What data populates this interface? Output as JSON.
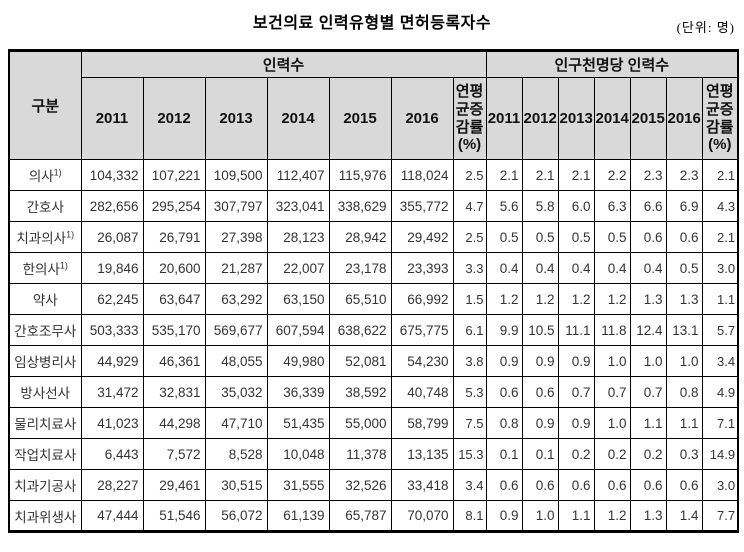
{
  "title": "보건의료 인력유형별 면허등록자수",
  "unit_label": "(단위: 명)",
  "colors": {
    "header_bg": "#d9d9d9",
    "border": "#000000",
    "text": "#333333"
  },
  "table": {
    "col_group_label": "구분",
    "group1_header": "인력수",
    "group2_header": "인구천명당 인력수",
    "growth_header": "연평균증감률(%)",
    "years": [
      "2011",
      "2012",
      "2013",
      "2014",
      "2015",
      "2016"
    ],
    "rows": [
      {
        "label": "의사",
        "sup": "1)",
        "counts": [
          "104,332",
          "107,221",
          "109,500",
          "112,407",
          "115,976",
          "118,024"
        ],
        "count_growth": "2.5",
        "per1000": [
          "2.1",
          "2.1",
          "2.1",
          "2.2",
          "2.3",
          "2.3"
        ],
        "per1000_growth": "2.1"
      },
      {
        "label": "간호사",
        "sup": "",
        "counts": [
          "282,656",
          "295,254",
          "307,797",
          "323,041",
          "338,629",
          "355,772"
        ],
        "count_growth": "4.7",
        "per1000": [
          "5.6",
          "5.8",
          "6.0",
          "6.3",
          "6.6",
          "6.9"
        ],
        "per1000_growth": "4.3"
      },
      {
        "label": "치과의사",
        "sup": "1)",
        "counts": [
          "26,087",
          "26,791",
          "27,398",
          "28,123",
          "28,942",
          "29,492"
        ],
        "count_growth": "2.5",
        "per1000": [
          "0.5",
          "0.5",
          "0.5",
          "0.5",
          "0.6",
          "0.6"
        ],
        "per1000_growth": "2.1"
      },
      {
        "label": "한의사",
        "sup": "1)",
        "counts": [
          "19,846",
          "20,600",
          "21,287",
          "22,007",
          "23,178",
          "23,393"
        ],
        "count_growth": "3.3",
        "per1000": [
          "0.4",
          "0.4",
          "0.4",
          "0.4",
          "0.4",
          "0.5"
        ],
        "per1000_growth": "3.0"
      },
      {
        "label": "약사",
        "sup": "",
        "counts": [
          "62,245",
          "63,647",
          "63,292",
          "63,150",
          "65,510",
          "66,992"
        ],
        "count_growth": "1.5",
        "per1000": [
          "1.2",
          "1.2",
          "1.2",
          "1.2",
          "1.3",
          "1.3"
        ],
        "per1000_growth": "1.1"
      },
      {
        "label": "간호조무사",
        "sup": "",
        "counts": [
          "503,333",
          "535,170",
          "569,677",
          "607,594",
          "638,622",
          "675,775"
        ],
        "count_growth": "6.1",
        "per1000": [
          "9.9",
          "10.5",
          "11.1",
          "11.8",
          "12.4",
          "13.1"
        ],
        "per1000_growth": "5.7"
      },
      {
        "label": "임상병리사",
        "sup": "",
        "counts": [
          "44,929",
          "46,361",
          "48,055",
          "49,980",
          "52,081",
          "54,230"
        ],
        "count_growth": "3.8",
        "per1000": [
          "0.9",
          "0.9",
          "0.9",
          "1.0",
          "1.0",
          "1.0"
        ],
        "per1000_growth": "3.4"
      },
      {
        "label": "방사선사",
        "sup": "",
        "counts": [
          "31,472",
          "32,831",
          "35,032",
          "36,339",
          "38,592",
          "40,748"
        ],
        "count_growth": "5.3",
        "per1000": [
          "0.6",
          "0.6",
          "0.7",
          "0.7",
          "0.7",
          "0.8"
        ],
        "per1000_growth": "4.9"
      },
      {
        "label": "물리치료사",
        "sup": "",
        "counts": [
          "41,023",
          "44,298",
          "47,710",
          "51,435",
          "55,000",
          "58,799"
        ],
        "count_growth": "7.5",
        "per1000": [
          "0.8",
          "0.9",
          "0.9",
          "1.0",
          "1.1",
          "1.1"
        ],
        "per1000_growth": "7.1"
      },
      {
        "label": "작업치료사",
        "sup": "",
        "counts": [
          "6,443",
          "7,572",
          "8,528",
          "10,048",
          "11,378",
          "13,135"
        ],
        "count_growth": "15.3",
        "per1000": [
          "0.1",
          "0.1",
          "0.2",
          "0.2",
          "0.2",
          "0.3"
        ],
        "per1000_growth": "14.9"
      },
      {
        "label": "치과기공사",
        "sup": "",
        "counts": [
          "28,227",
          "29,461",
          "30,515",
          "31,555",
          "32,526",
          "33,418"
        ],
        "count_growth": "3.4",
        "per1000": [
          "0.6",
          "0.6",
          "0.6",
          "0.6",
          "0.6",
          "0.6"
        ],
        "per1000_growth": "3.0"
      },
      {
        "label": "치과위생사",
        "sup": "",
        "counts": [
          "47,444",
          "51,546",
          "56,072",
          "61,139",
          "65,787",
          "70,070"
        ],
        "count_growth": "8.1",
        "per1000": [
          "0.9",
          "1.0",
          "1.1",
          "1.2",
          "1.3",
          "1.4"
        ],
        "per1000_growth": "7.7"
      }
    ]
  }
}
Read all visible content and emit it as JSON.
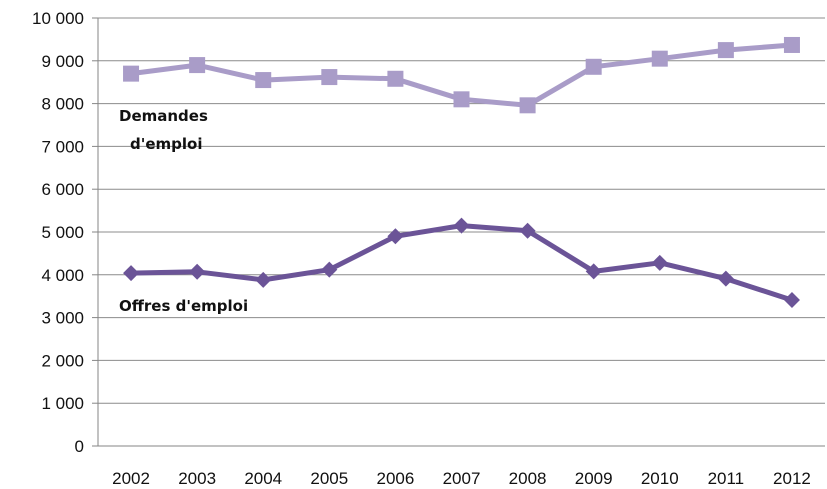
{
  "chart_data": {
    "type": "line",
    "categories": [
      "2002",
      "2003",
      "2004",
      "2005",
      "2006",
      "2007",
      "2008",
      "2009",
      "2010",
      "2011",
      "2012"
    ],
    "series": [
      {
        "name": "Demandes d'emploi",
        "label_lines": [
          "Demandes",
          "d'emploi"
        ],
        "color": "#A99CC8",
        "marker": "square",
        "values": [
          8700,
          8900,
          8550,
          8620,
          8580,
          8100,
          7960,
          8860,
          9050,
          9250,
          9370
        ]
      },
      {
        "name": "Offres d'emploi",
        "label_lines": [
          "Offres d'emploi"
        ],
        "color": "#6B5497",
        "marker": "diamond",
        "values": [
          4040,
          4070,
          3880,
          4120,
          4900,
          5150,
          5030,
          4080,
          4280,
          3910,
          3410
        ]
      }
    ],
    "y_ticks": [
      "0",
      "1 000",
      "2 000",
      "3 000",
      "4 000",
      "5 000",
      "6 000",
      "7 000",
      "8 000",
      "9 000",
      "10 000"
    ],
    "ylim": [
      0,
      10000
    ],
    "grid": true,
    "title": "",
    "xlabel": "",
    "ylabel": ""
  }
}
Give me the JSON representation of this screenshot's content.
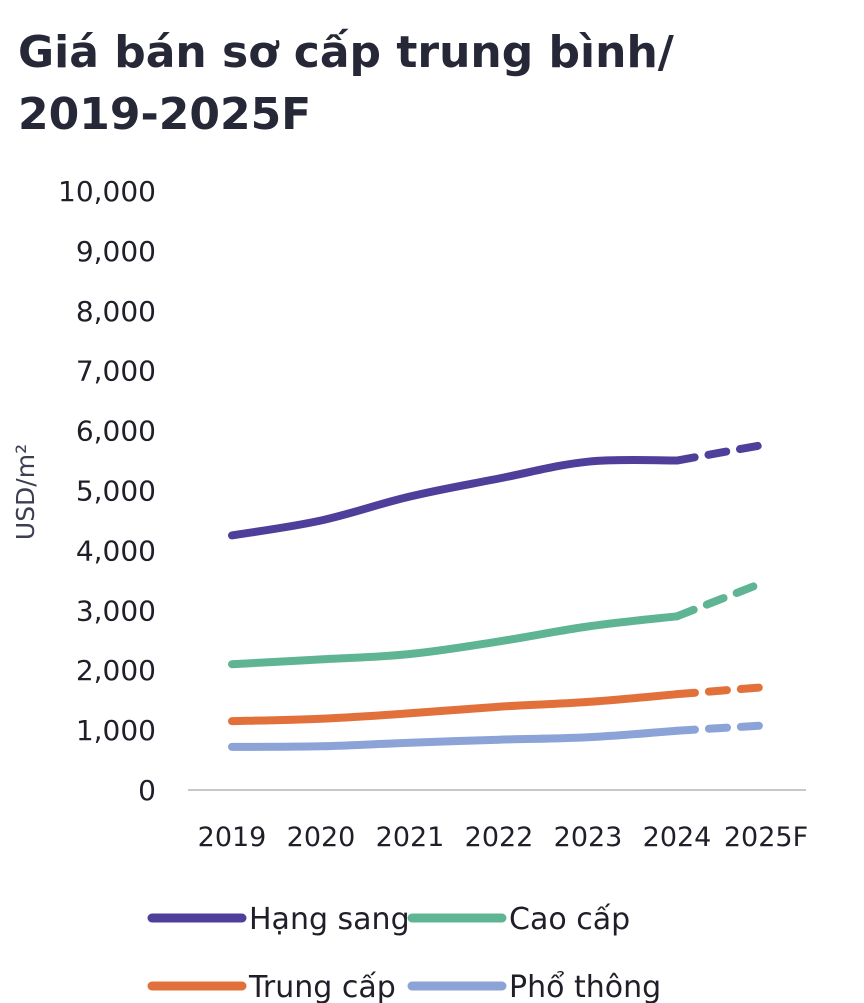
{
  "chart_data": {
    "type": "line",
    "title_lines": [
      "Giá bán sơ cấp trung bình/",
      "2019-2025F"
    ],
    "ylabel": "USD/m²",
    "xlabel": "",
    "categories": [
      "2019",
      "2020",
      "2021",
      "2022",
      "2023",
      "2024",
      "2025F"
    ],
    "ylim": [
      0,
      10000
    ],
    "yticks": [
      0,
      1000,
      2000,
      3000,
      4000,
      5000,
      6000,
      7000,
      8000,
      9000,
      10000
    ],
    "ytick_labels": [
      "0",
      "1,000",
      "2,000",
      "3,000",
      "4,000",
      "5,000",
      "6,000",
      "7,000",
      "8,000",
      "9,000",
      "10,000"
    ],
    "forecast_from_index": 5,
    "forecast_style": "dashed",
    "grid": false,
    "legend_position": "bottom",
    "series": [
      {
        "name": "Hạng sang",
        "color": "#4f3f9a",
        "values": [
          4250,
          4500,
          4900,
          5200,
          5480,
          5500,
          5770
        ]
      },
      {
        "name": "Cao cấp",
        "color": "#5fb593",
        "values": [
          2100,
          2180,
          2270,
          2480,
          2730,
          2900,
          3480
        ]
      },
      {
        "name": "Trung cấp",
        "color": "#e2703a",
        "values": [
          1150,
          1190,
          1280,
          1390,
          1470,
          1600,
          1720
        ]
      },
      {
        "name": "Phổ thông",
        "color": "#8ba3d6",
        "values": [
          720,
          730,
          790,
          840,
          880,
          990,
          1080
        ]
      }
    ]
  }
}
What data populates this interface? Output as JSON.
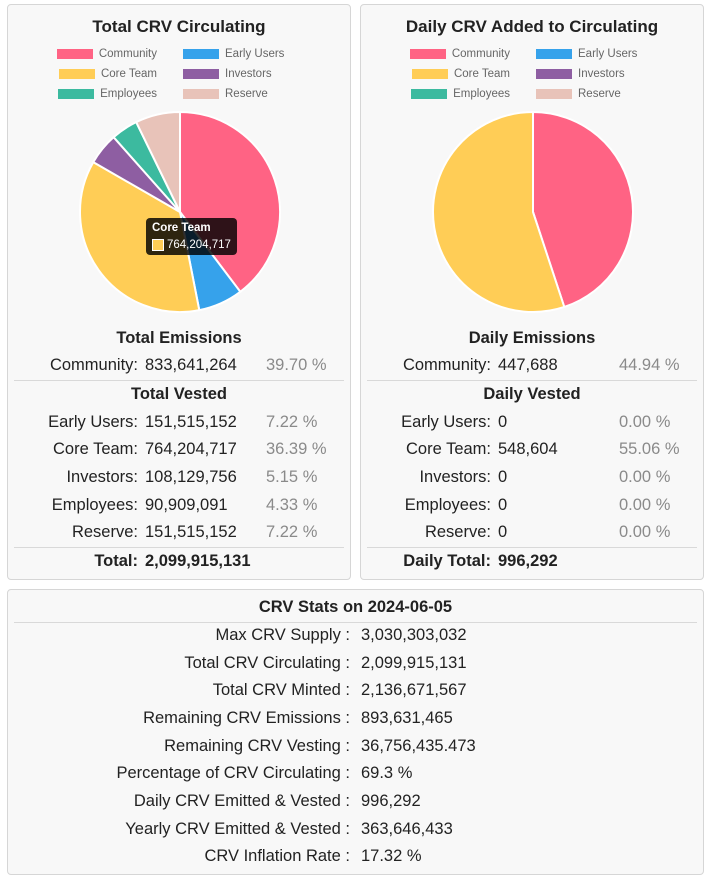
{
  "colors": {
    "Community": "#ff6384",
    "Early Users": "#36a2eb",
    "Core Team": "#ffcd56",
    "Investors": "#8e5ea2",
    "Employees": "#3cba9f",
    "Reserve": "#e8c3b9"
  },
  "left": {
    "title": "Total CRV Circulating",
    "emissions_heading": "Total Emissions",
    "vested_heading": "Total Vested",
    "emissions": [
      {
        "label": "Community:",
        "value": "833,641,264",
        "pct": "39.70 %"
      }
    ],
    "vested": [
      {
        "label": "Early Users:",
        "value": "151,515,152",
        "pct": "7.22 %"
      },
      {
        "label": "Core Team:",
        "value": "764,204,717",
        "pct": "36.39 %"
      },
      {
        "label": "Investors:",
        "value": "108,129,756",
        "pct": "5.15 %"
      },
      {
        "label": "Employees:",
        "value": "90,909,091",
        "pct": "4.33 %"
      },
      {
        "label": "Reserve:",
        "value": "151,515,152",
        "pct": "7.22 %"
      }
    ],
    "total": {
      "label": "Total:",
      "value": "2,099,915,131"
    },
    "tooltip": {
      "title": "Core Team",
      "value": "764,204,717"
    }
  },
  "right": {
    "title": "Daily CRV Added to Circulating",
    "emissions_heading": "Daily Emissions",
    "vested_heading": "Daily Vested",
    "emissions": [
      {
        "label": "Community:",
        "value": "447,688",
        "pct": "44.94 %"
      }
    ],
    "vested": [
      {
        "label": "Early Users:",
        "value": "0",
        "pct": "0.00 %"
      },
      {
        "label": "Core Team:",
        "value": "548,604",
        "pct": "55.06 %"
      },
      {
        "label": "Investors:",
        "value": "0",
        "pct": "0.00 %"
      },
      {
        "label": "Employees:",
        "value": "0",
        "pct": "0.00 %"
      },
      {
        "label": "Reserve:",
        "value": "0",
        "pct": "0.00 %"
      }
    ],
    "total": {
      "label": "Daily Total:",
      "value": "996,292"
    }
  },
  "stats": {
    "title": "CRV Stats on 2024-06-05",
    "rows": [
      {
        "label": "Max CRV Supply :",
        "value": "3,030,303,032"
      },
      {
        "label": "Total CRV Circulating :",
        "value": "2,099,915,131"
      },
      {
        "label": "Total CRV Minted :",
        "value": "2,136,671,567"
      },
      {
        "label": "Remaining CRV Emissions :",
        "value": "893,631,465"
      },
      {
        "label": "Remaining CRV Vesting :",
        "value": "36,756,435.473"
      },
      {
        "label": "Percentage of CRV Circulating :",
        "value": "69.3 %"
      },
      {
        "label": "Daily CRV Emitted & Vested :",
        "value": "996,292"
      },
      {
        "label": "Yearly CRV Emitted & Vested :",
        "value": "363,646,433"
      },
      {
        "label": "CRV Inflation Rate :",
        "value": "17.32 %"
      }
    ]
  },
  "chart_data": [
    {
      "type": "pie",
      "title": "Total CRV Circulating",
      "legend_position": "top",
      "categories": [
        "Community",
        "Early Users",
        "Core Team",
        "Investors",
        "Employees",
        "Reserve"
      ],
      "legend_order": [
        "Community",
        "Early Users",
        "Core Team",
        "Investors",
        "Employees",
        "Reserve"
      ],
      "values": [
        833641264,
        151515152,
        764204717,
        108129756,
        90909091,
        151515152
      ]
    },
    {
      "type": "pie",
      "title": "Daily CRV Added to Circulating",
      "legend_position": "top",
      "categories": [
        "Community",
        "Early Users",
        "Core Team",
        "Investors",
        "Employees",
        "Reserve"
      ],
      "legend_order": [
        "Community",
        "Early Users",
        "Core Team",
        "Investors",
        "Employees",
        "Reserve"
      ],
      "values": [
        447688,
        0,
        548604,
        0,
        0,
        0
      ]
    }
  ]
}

────────────────────────────────────────

> Task prompt
Look through the entries above. Extract each line with the word "name".

> Answer to this task
        "name": "Demandes d'emploi",
        "name": "Offres d'emploi",
        "name": "Hạng sang",
        "name": "Cao cấp",
        "name": "Trung cấp",
        "name": "Phổ thông",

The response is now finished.